--- Start ---
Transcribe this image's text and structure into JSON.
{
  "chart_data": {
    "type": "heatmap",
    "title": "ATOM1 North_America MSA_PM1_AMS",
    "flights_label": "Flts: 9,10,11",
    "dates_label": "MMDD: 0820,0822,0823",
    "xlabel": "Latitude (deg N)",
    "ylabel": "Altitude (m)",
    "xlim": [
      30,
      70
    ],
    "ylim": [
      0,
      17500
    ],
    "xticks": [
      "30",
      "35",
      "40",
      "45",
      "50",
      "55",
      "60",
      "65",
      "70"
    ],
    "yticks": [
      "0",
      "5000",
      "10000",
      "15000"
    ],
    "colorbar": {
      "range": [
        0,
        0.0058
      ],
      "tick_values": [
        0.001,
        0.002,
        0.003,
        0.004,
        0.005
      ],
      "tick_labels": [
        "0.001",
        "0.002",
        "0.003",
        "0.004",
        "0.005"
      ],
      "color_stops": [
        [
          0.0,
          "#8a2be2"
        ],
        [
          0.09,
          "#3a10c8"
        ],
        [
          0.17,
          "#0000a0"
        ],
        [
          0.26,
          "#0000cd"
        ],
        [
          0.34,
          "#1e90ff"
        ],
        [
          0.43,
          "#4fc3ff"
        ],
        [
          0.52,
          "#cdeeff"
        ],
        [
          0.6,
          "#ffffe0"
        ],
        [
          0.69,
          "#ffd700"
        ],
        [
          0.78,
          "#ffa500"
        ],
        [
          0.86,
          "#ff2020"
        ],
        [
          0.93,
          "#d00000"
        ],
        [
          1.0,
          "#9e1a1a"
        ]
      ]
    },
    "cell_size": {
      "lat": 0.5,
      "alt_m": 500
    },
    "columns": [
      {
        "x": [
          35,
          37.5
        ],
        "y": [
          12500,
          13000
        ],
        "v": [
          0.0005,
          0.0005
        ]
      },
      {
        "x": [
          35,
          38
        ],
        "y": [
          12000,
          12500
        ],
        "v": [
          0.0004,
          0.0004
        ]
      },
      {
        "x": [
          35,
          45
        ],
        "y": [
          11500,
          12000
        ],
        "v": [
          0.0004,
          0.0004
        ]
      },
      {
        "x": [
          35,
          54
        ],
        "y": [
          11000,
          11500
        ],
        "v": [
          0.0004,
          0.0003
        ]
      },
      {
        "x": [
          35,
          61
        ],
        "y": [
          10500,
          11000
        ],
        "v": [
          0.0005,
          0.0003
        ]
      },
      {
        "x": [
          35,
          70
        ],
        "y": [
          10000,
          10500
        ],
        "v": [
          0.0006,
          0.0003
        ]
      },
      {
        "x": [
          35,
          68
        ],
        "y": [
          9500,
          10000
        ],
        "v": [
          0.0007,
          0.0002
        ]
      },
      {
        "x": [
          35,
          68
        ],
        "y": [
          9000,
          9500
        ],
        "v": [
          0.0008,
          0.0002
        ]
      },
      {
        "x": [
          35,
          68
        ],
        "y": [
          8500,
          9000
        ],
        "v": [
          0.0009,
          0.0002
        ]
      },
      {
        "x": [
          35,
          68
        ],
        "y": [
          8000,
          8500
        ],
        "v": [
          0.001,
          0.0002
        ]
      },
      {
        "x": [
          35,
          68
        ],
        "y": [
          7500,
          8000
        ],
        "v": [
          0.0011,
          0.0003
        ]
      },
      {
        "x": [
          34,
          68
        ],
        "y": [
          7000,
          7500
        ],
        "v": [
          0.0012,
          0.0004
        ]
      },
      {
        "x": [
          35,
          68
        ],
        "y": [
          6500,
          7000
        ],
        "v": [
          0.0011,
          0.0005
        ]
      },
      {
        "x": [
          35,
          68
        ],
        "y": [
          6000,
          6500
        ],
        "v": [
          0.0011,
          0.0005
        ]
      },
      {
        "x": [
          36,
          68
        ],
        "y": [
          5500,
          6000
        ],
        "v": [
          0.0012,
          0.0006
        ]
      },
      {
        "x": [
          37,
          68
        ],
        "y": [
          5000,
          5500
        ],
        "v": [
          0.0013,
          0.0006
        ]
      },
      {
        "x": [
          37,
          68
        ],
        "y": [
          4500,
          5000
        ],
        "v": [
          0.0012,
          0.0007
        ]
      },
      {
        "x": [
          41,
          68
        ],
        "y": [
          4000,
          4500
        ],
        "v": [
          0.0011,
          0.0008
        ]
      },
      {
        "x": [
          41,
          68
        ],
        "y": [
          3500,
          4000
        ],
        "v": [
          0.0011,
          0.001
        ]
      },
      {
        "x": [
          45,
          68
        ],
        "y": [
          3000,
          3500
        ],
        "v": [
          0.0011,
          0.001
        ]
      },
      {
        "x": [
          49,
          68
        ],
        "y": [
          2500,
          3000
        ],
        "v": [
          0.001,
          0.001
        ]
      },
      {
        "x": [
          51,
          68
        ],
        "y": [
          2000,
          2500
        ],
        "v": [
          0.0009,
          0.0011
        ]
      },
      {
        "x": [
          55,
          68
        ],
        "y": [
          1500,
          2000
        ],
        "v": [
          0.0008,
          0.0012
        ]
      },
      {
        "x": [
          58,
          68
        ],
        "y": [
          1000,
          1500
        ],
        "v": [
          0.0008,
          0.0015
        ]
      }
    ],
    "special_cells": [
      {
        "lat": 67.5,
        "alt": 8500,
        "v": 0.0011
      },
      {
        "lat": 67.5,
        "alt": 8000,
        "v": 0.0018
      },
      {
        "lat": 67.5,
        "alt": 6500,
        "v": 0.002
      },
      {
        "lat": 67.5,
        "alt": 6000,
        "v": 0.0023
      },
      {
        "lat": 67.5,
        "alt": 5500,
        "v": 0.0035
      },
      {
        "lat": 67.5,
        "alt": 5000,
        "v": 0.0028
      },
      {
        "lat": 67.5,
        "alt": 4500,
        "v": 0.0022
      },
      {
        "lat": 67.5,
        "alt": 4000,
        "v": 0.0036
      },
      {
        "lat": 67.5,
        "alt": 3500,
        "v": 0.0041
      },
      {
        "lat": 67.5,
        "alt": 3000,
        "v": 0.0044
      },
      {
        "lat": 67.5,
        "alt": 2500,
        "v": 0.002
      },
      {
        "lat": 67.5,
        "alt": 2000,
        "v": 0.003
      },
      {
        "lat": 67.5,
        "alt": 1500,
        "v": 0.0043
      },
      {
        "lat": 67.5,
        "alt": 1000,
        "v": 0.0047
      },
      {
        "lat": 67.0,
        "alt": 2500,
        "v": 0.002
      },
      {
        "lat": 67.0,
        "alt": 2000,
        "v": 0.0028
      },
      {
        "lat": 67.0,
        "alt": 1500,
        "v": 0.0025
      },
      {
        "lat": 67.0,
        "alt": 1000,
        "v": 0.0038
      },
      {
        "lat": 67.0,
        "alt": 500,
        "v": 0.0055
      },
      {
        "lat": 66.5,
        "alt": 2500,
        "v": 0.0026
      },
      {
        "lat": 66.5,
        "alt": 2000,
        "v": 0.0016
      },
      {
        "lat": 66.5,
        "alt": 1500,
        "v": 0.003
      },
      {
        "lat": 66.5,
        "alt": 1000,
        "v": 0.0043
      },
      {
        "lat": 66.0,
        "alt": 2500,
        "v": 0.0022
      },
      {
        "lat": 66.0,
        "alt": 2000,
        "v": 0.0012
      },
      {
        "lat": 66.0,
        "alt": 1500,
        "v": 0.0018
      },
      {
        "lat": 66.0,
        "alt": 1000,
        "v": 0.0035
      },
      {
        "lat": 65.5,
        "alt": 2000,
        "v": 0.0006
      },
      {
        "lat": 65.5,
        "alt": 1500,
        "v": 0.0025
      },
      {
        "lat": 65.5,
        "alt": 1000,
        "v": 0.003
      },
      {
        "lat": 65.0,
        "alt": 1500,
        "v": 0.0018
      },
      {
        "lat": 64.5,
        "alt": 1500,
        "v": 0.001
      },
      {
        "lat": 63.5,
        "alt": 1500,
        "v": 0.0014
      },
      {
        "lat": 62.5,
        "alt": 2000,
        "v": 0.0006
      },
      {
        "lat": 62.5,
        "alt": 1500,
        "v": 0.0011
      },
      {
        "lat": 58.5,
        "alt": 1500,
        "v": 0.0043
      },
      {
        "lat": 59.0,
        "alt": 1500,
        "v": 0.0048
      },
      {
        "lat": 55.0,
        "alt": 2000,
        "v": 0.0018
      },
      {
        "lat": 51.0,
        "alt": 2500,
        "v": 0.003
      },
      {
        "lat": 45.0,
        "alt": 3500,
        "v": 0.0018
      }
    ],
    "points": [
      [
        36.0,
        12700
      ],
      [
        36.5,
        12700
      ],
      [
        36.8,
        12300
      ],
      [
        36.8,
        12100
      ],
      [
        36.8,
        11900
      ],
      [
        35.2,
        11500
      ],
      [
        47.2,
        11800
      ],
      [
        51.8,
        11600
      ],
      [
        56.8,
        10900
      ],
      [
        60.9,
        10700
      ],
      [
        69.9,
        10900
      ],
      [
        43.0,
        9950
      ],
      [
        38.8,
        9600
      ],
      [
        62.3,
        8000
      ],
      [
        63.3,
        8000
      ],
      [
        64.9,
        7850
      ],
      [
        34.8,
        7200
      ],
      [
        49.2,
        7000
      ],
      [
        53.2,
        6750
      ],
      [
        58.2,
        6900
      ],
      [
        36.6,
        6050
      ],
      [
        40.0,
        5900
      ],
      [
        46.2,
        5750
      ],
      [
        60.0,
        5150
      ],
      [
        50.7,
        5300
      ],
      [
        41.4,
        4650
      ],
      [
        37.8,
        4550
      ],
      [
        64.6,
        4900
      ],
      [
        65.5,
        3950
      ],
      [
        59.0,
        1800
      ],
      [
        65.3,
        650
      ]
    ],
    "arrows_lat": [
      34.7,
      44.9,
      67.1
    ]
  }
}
--- End ---
--- Start ---
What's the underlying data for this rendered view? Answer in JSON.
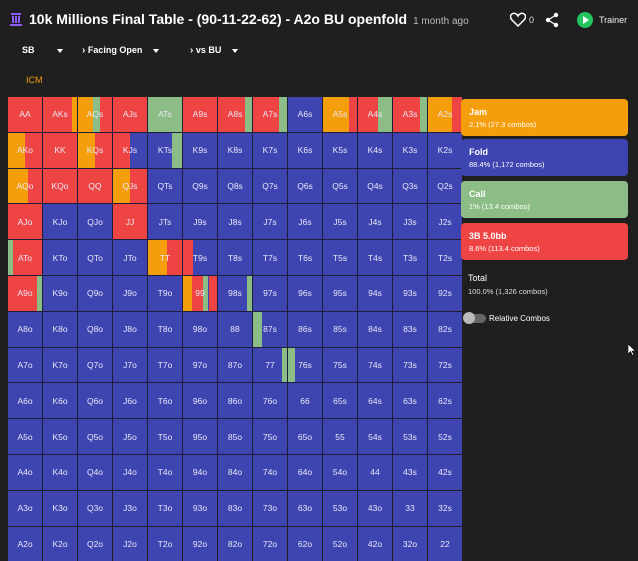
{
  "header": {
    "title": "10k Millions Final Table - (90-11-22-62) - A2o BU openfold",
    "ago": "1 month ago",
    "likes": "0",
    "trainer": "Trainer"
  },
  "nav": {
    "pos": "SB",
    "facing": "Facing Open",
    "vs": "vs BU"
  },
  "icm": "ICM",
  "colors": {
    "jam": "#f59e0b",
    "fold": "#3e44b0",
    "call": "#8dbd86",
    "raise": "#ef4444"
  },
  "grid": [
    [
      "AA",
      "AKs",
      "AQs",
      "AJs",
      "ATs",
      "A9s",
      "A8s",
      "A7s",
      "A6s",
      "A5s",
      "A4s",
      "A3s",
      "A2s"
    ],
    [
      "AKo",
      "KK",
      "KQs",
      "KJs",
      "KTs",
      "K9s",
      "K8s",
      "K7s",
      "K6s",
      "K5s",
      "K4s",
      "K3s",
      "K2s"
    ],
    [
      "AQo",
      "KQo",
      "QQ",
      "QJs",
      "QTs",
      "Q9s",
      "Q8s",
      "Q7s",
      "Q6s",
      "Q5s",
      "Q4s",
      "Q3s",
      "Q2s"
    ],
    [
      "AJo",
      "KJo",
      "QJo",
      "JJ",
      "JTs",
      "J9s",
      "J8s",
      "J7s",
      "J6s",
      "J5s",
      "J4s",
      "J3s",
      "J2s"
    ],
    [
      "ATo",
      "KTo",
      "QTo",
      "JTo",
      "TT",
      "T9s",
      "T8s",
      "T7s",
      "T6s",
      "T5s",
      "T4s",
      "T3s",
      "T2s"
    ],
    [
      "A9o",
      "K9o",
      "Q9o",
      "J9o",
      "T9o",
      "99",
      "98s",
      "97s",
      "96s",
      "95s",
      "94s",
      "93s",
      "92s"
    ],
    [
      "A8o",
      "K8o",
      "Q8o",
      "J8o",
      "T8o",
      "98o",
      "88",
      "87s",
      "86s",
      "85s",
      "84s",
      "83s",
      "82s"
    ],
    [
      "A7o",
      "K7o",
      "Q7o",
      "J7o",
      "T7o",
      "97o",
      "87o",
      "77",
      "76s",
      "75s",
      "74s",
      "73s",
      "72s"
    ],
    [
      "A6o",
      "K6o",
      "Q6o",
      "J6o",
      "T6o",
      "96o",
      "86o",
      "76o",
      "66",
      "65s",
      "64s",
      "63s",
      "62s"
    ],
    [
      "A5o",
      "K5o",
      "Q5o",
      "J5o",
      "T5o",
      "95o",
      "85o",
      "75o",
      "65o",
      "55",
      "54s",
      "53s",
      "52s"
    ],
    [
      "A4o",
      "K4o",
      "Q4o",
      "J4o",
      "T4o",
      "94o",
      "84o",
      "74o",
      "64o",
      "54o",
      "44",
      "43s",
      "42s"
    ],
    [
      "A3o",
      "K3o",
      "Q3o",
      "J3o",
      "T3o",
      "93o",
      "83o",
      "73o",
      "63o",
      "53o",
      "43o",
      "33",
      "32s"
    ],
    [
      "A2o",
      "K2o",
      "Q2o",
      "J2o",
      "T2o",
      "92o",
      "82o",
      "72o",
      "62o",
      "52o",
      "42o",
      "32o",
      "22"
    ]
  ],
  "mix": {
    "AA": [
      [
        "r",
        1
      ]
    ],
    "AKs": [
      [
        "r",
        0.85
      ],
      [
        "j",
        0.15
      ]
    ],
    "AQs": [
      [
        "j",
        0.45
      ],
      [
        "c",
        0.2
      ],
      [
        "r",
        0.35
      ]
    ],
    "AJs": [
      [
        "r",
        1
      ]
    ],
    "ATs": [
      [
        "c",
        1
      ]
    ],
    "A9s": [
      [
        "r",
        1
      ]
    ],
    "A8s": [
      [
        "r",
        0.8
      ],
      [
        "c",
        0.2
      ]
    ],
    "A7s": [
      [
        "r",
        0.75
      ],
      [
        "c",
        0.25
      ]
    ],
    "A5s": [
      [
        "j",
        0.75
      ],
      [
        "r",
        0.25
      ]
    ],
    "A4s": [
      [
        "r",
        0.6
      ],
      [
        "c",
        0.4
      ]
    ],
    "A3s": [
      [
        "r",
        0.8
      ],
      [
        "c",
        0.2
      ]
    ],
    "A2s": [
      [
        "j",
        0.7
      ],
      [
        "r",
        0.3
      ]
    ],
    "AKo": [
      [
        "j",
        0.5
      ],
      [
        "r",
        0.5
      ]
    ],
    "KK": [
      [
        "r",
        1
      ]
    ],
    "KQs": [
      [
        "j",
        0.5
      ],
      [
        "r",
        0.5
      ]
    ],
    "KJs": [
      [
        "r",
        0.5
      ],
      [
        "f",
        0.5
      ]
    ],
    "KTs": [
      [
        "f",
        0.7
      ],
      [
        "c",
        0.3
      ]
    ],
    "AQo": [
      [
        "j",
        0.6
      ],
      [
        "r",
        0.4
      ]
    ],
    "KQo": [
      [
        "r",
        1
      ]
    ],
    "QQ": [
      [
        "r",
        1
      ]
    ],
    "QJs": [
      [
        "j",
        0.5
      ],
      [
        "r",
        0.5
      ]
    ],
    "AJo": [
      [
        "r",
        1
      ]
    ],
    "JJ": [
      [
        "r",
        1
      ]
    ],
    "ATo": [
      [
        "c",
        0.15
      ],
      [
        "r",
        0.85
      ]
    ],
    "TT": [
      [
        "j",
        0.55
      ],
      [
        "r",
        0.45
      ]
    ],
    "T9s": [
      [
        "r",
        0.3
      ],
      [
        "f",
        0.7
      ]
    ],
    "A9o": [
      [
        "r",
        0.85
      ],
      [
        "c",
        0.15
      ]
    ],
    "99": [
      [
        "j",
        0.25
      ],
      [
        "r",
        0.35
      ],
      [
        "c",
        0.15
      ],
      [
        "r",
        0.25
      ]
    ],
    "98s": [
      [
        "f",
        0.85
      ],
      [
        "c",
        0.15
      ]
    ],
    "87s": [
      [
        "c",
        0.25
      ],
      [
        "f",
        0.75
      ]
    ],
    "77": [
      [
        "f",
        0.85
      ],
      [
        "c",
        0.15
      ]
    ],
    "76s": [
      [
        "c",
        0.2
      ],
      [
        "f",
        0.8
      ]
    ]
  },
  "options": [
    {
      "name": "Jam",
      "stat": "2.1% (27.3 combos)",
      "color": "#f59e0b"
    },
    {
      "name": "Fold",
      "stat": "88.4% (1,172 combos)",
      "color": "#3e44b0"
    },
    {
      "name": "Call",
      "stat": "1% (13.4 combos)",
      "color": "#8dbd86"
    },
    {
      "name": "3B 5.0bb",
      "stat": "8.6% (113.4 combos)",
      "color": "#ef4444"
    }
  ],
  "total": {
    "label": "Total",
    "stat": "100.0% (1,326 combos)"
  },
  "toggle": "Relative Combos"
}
--- End ---
▶ _Given task_:
A number is the only answer here: how many lines of the material above contain "title"?

▶ _Written response_:
2